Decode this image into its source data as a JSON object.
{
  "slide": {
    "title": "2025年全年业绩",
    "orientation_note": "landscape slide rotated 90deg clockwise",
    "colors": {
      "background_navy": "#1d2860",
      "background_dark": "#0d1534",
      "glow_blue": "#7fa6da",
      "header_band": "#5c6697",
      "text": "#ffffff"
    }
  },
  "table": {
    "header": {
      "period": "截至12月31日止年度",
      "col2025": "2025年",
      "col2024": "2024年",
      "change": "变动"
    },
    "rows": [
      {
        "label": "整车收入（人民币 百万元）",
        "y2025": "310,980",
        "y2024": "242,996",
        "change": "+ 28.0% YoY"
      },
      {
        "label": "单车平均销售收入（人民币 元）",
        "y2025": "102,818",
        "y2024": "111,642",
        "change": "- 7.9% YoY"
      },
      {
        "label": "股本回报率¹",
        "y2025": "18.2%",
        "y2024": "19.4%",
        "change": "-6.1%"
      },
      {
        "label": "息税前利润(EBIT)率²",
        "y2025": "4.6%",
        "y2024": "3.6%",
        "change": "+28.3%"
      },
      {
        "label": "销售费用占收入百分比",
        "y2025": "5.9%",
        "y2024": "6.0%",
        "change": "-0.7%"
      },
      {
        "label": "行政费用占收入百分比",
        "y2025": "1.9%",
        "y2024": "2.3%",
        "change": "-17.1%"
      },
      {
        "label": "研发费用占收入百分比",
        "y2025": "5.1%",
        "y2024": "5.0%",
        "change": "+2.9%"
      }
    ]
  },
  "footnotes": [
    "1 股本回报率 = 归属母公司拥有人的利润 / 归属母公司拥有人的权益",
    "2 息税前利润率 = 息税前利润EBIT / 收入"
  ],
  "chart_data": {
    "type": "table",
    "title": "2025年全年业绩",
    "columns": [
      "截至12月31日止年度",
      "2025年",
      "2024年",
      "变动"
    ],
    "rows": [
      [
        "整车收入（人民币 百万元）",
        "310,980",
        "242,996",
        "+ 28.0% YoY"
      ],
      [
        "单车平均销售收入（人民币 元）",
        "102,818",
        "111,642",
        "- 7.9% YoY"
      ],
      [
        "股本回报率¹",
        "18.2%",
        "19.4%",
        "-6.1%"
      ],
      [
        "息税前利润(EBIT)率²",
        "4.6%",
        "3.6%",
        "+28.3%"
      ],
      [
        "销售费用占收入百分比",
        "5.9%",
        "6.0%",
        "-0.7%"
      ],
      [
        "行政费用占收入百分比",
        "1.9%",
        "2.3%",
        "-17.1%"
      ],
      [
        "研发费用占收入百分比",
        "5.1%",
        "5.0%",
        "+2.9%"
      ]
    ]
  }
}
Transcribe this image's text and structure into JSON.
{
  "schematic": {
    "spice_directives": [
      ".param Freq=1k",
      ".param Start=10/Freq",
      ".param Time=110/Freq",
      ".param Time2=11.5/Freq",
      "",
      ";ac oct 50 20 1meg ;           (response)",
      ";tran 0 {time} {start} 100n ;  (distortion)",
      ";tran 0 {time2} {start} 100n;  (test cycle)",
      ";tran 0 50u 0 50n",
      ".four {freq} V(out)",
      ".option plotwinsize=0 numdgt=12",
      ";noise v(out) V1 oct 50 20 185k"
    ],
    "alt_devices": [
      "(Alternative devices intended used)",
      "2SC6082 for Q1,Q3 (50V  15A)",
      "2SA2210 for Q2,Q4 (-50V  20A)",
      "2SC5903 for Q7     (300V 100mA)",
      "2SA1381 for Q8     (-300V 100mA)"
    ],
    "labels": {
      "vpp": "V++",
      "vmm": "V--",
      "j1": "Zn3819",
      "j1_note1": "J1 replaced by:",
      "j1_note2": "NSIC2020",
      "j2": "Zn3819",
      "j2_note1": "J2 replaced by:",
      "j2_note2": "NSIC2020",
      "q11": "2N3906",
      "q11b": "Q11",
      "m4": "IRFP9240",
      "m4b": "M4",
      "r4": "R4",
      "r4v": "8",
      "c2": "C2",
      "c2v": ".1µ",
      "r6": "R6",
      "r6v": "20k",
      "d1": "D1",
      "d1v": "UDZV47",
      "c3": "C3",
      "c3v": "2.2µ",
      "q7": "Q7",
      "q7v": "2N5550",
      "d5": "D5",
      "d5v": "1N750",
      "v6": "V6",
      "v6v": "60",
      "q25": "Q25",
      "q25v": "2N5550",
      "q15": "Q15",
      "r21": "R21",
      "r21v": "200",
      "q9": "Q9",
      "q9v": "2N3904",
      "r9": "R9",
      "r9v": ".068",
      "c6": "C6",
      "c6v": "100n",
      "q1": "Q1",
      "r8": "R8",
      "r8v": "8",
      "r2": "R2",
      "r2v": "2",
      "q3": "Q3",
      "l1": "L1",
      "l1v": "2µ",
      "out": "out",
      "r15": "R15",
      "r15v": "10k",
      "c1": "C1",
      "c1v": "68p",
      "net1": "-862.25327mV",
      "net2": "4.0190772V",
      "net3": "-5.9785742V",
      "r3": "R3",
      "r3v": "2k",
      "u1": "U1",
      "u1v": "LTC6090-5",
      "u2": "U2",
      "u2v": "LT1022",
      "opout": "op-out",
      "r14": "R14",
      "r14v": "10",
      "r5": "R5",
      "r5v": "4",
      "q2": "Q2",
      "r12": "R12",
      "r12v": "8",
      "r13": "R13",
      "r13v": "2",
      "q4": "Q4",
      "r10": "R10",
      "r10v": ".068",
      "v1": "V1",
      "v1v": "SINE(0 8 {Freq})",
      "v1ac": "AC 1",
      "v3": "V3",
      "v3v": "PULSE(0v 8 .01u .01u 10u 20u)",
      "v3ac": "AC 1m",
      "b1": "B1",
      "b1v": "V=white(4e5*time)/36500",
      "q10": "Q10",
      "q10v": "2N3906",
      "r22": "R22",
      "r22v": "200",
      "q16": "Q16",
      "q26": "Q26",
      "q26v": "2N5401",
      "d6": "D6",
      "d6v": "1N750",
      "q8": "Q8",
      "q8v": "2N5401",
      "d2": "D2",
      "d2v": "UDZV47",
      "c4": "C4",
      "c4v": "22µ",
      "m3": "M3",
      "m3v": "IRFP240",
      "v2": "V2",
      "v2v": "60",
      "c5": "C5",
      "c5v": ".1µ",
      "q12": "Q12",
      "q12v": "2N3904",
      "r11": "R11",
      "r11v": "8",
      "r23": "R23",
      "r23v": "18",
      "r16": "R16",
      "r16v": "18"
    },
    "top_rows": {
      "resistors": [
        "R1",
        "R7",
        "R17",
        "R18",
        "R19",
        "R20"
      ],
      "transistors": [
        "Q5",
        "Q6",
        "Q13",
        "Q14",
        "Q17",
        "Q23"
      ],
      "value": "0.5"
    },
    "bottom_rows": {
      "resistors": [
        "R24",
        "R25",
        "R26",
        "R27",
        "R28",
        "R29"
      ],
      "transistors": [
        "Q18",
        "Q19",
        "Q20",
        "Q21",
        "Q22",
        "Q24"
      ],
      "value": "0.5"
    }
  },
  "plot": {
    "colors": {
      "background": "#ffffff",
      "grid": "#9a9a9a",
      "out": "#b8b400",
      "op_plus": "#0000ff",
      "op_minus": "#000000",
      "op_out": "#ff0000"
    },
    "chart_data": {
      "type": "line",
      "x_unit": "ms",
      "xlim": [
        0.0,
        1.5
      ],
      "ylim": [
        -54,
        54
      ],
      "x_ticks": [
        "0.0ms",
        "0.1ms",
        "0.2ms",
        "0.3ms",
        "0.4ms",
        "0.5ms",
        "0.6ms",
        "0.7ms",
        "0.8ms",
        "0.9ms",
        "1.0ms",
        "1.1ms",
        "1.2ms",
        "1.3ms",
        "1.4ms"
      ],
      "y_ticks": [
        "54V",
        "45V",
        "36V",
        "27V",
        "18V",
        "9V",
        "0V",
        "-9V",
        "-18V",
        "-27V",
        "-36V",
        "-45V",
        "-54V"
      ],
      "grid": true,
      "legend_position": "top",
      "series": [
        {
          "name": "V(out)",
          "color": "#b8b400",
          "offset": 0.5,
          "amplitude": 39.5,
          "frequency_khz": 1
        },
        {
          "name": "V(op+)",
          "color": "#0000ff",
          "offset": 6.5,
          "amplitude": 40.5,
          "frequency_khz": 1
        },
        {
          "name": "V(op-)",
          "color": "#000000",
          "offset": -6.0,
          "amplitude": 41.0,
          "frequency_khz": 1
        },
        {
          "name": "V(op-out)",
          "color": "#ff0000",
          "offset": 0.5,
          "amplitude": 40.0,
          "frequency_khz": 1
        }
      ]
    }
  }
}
◆ ◆ ◆ ◆ ◆ ◆ ◆
Tell how many lines include "slide". The number is the whole answer.

▶ _Written solution_: 2